◆ STORED ROWS ◆

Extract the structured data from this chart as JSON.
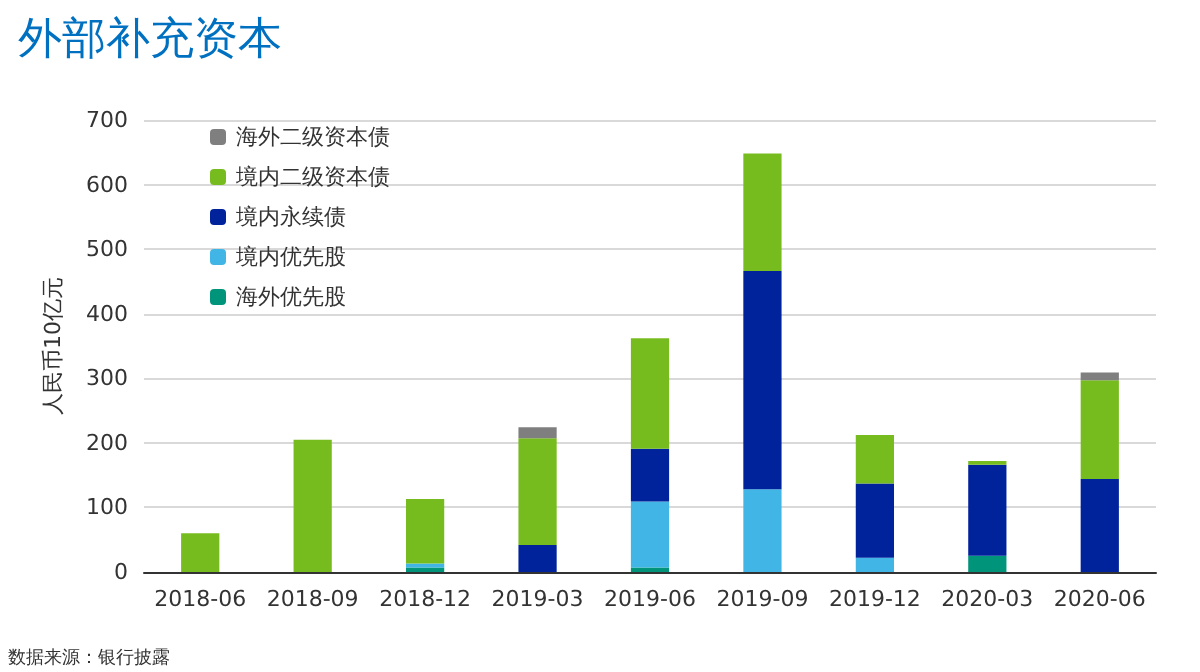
{
  "chart_data": {
    "type": "bar",
    "title": "外部补充资本",
    "ylabel": "人民币10亿元",
    "annotations": [
      "数据来源：银行披露"
    ],
    "categories": [
      "2018-06",
      "2018-09",
      "2018-12",
      "2019-03",
      "2019-06",
      "2019-09",
      "2019-12",
      "2020-03",
      "2020-06"
    ],
    "stacked": true,
    "ylim": [
      0,
      700
    ],
    "yticks": [
      0,
      100,
      200,
      300,
      400,
      500,
      600,
      700
    ],
    "grid": "y",
    "legend": "top left",
    "series": [
      {
        "name": "海外优先股",
        "color": "#00957a",
        "values": [
          0,
          0,
          7,
          0,
          7,
          0,
          0,
          25,
          0
        ]
      },
      {
        "name": "境内优先股",
        "color": "#41b6e6",
        "values": [
          0,
          0,
          6,
          0,
          102,
          128,
          22,
          0,
          0
        ]
      },
      {
        "name": "境内永续债",
        "color": "#00239c",
        "values": [
          0,
          0,
          0,
          42,
          82,
          338,
          115,
          141,
          144
        ]
      },
      {
        "name": "境内二级资本债",
        "color": "#77bc1f",
        "values": [
          60,
          205,
          100,
          165,
          171,
          182,
          75,
          6,
          153
        ]
      },
      {
        "name": "海外二级资本债",
        "color": "#7f7f7f",
        "values": [
          0,
          0,
          0,
          17,
          0,
          0,
          0,
          0,
          12
        ]
      }
    ]
  }
}
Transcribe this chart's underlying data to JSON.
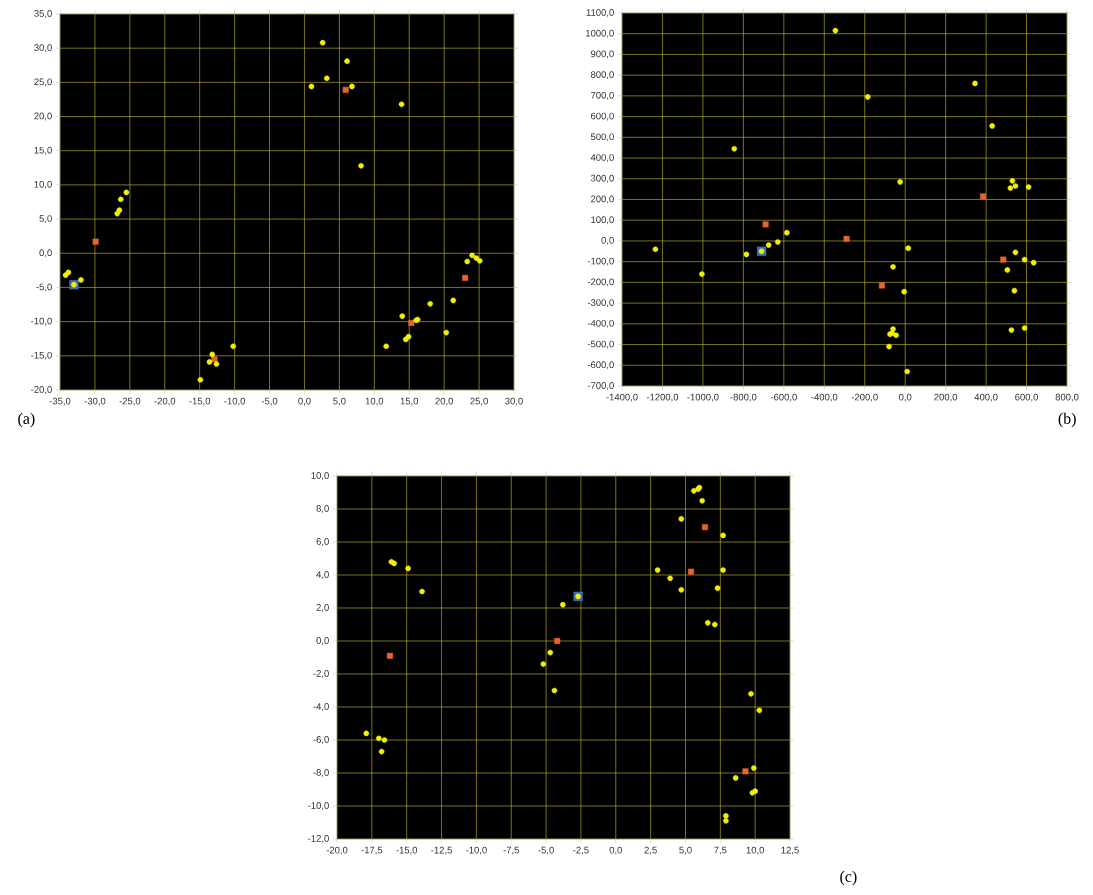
{
  "chart_data": [
    {
      "type": "scatter",
      "annotations": [
        "(a)"
      ],
      "grid": true,
      "xlim": [
        -35,
        30
      ],
      "ylim": [
        -20,
        35
      ],
      "xticks": [
        {
          "value": -35,
          "label": "-35,0"
        },
        {
          "value": -30,
          "label": "-30,0"
        },
        {
          "value": -25,
          "label": "-25,0"
        },
        {
          "value": -20,
          "label": "-20,0"
        },
        {
          "value": -15,
          "label": "-15,0"
        },
        {
          "value": -10,
          "label": "-10,0"
        },
        {
          "value": -5,
          "label": "-5,0"
        },
        {
          "value": 0,
          "label": "0,0"
        },
        {
          "value": 5,
          "label": "5,0"
        },
        {
          "value": 10,
          "label": "10,0"
        },
        {
          "value": 15,
          "label": "15,0"
        },
        {
          "value": 20,
          "label": "20,0"
        },
        {
          "value": 25,
          "label": "25,0"
        },
        {
          "value": 30,
          "label": "30,0"
        }
      ],
      "yticks": [
        {
          "value": -20,
          "label": "-20,0"
        },
        {
          "value": -15,
          "label": "-15,0"
        },
        {
          "value": -10,
          "label": "-10,0"
        },
        {
          "value": -5,
          "label": "-5,0"
        },
        {
          "value": 0,
          "label": "0,0"
        },
        {
          "value": 5,
          "label": "5,0"
        },
        {
          "value": 10,
          "label": "10,0"
        },
        {
          "value": 15,
          "label": "15,0"
        },
        {
          "value": 20,
          "label": "20,0"
        },
        {
          "value": 25,
          "label": "25,0"
        },
        {
          "value": 30,
          "label": "30,0"
        },
        {
          "value": 35,
          "label": "35,0"
        }
      ],
      "series": [
        {
          "color": "#3a6fb0",
          "marker": "square",
          "x": [
            -33.0
          ],
          "values": [
            -4.6
          ]
        },
        {
          "color": "#e8642c",
          "marker": "square",
          "x": [
            -29.9,
            5.9,
            15.3,
            23.0,
            -12.9
          ],
          "values": [
            1.7,
            23.9,
            -10.2,
            -3.6,
            -15.5
          ]
        },
        {
          "color": "#f0f000",
          "marker": "circle",
          "x": [
            -34.2,
            -33.8,
            -33.0,
            -32.0,
            -26.8,
            -26.5,
            -26.3,
            -25.5,
            -14.9,
            -13.6,
            -13.2,
            -12.6,
            -10.2,
            1.0,
            2.6,
            3.2,
            6.1,
            6.8,
            8.1,
            13.9,
            14.0,
            11.7,
            14.5,
            14.9,
            16.0,
            16.2,
            18.0,
            20.3,
            21.3,
            23.3,
            24.0,
            24.6,
            25.1
          ],
          "values": [
            -3.2,
            -2.8,
            -4.6,
            -3.9,
            5.8,
            6.3,
            7.9,
            8.9,
            -18.5,
            -15.9,
            -14.8,
            -16.2,
            -13.6,
            24.4,
            30.8,
            25.6,
            28.1,
            24.4,
            12.8,
            21.8,
            -9.2,
            -13.6,
            -12.6,
            -12.2,
            -9.8,
            -9.7,
            -7.4,
            -11.6,
            -6.9,
            -1.2,
            -0.3,
            -0.7,
            -1.1
          ]
        }
      ]
    },
    {
      "type": "scatter",
      "annotations": [
        "(b)"
      ],
      "grid": true,
      "xlim": [
        -1400,
        800
      ],
      "ylim": [
        -700,
        1100
      ],
      "xticks": [
        {
          "value": -1400,
          "label": "-1400,0"
        },
        {
          "value": -1200,
          "label": "-1200,0"
        },
        {
          "value": -1000,
          "label": "-1000,0"
        },
        {
          "value": -800,
          "label": "-800,0"
        },
        {
          "value": -600,
          "label": "-600,0"
        },
        {
          "value": -400,
          "label": "-400,0"
        },
        {
          "value": -200,
          "label": "-200,0"
        },
        {
          "value": 0,
          "label": "0,0"
        },
        {
          "value": 200,
          "label": "200,0"
        },
        {
          "value": 400,
          "label": "400,0"
        },
        {
          "value": 600,
          "label": "600,0"
        },
        {
          "value": 800,
          "label": "800,0"
        }
      ],
      "yticks": [
        {
          "value": -700,
          "label": "-700,0"
        },
        {
          "value": -600,
          "label": "-600,0"
        },
        {
          "value": -500,
          "label": "-500,0"
        },
        {
          "value": -400,
          "label": "-400,0"
        },
        {
          "value": -300,
          "label": "-300,0"
        },
        {
          "value": -200,
          "label": "-200,0"
        },
        {
          "value": -100,
          "label": "-100,0"
        },
        {
          "value": 0,
          "label": "0,0"
        },
        {
          "value": 100,
          "label": "100,0"
        },
        {
          "value": 200,
          "label": "200,0"
        },
        {
          "value": 300,
          "label": "300,0"
        },
        {
          "value": 400,
          "label": "400,0"
        },
        {
          "value": 500,
          "label": "500,0"
        },
        {
          "value": 600,
          "label": "600,0"
        },
        {
          "value": 700,
          "label": "700,0"
        },
        {
          "value": 800,
          "label": "800,0"
        },
        {
          "value": 900,
          "label": "900,0"
        },
        {
          "value": 1000,
          "label": "1000,0"
        },
        {
          "value": 1100,
          "label": "1100,0"
        }
      ],
      "series": [
        {
          "color": "#3a6fb0",
          "marker": "square",
          "x": [
            -710
          ],
          "values": [
            -50
          ]
        },
        {
          "color": "#e8642c",
          "marker": "square",
          "x": [
            -690,
            -290,
            -115,
            385,
            485
          ],
          "values": [
            80,
            10,
            -215,
            215,
            -90
          ]
        },
        {
          "color": "#f0f000",
          "marker": "circle",
          "x": [
            -1235,
            -1005,
            -845,
            -785,
            -710,
            -675,
            -630,
            -585,
            -345,
            -185,
            -25,
            15,
            -60,
            -5,
            -60,
            -75,
            -65,
            -45,
            -80,
            10,
            345,
            430,
            530,
            520,
            545,
            610,
            545,
            590,
            635,
            505,
            540,
            590,
            525
          ],
          "values": [
            -40,
            -160,
            445,
            -65,
            -50,
            -20,
            -5,
            40,
            1015,
            695,
            285,
            -35,
            -125,
            -245,
            -425,
            -450,
            -445,
            -455,
            -510,
            -630,
            760,
            555,
            290,
            255,
            265,
            260,
            -55,
            -90,
            -105,
            -140,
            -240,
            -420,
            -430
          ]
        }
      ]
    },
    {
      "type": "scatter",
      "annotations": [
        "(c)"
      ],
      "grid": true,
      "xlim": [
        -20,
        12.5
      ],
      "ylim": [
        -12,
        10
      ],
      "xticks": [
        {
          "value": -20,
          "label": "-20,0"
        },
        {
          "value": -17.5,
          "label": "-17,5"
        },
        {
          "value": -15,
          "label": "-15,0"
        },
        {
          "value": -12.5,
          "label": "-12,5"
        },
        {
          "value": -10,
          "label": "-10,0"
        },
        {
          "value": -7.5,
          "label": "-7,5"
        },
        {
          "value": -5,
          "label": "-5,0"
        },
        {
          "value": -2.5,
          "label": "-2,5"
        },
        {
          "value": 0,
          "label": "0,0"
        },
        {
          "value": 2.5,
          "label": "2,5"
        },
        {
          "value": 5,
          "label": "5,0"
        },
        {
          "value": 7.5,
          "label": "7,5"
        },
        {
          "value": 10,
          "label": "10,0"
        },
        {
          "value": 12.5,
          "label": "12,5"
        }
      ],
      "yticks": [
        {
          "value": -12,
          "label": "-12,0"
        },
        {
          "value": -10,
          "label": "-10,0"
        },
        {
          "value": -8,
          "label": "-8,0"
        },
        {
          "value": -6,
          "label": "-6,0"
        },
        {
          "value": -4,
          "label": "-4,0"
        },
        {
          "value": -2,
          "label": "-2,0"
        },
        {
          "value": 0,
          "label": "0,0"
        },
        {
          "value": 2,
          "label": "2,0"
        },
        {
          "value": 4,
          "label": "4,0"
        },
        {
          "value": 6,
          "label": "6,0"
        },
        {
          "value": 8,
          "label": "8,0"
        },
        {
          "value": 10,
          "label": "10,0"
        }
      ],
      "series": [
        {
          "color": "#3a6fb0",
          "marker": "square",
          "x": [
            -2.7
          ],
          "values": [
            2.7
          ]
        },
        {
          "color": "#e8642c",
          "marker": "square",
          "x": [
            -16.2,
            -4.2,
            5.4,
            6.4,
            9.3
          ],
          "values": [
            -0.9,
            0.0,
            4.2,
            6.9,
            -7.9
          ]
        },
        {
          "color": "#f0f000",
          "marker": "circle",
          "x": [
            -17.9,
            -17.0,
            -16.6,
            -16.8,
            -16.1,
            -15.9,
            -14.9,
            -13.9,
            -5.2,
            -4.7,
            -4.4,
            -3.8,
            -2.7,
            3.0,
            3.9,
            4.7,
            4.7,
            5.6,
            5.9,
            6.0,
            6.2,
            6.6,
            7.1,
            7.3,
            7.7,
            7.7,
            7.9,
            7.9,
            8.6,
            9.7,
            9.8,
            10.0,
            9.9,
            10.3
          ],
          "values": [
            -5.6,
            -5.9,
            -6.0,
            -6.7,
            4.8,
            4.7,
            4.4,
            3.0,
            -1.4,
            -0.7,
            -3.0,
            2.2,
            2.7,
            4.3,
            3.8,
            7.4,
            3.1,
            9.1,
            9.2,
            9.3,
            8.5,
            1.1,
            1.0,
            3.2,
            6.4,
            4.3,
            -10.6,
            -10.9,
            -8.3,
            -3.2,
            -9.2,
            -9.1,
            -7.7,
            -4.2
          ]
        }
      ]
    }
  ]
}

◆ CHALLENGE ◆
Identify the lines of the data that contain the word "name". Copy each of them.

◆ WRITTEN RESPONSE ◆
        "name": "海外优先股",
        "name": "境内优先股",
        "name": "境内永续债",
        "name": "境内二级资本债",
        "name": "海外二级资本债",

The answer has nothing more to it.